* Exercise description
Copy each line below exactly and leave the pictures out.

** Start Information supplied **

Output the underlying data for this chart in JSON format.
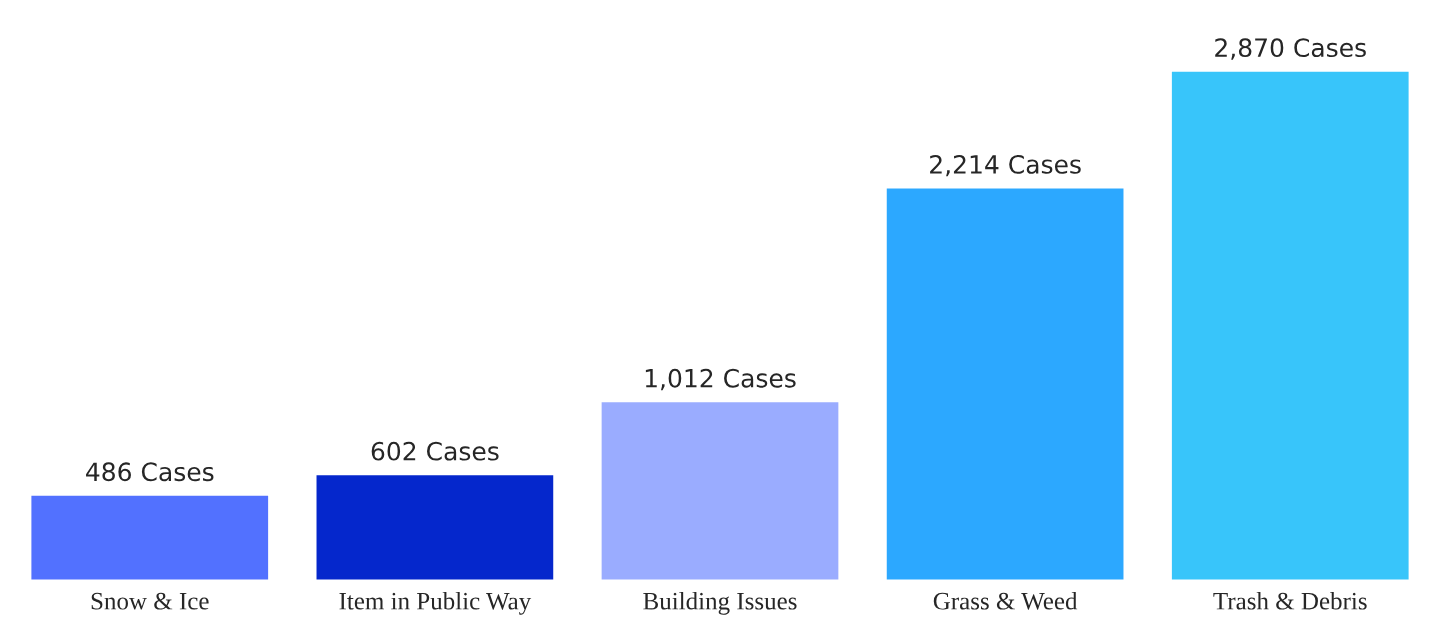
{
  "chart_data": {
    "type": "bar",
    "categories": [
      "Snow & Ice",
      "Item in Public Way",
      "Building Issues",
      "Grass & Weed",
      "Trash & Debris"
    ],
    "values": [
      486,
      602,
      1012,
      2214,
      2870
    ],
    "value_labels": [
      "486 Cases",
      "602 Cases",
      "1,012 Cases",
      "2,214 Cases",
      "2,870 Cases"
    ],
    "colors": [
      "#5271ff",
      "#0527cc",
      "#9aacff",
      "#2ca8ff",
      "#38c5fa"
    ],
    "grid": false,
    "legend": false
  }
}
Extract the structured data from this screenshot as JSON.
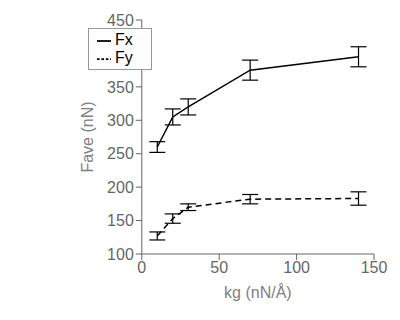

** End Information supplied **

* Solution
Output the underlying data for this chart in JSON format.
{
  "chart_data": {
    "type": "bar",
    "categories": [
      "Snow & Ice",
      "Item in Public Way",
      "Building Issues",
      "Grass & Weed",
      "Trash & Debris"
    ],
    "values": [
      486,
      602,
      1012,
      2214,
      2870
    ],
    "value_labels": [
      "486 Cases",
      "602 Cases",
      "1,012 Cases",
      "2,214 Cases",
      "2,870 Cases"
    ],
    "colors": [
      "#5271ff",
      "#0527cc",
      "#9aacff",
      "#2ca8ff",
      "#38c5fa"
    ],
    "grid": false,
    "legend": false
  }
}
Extract the structured data from this screenshot as JSON.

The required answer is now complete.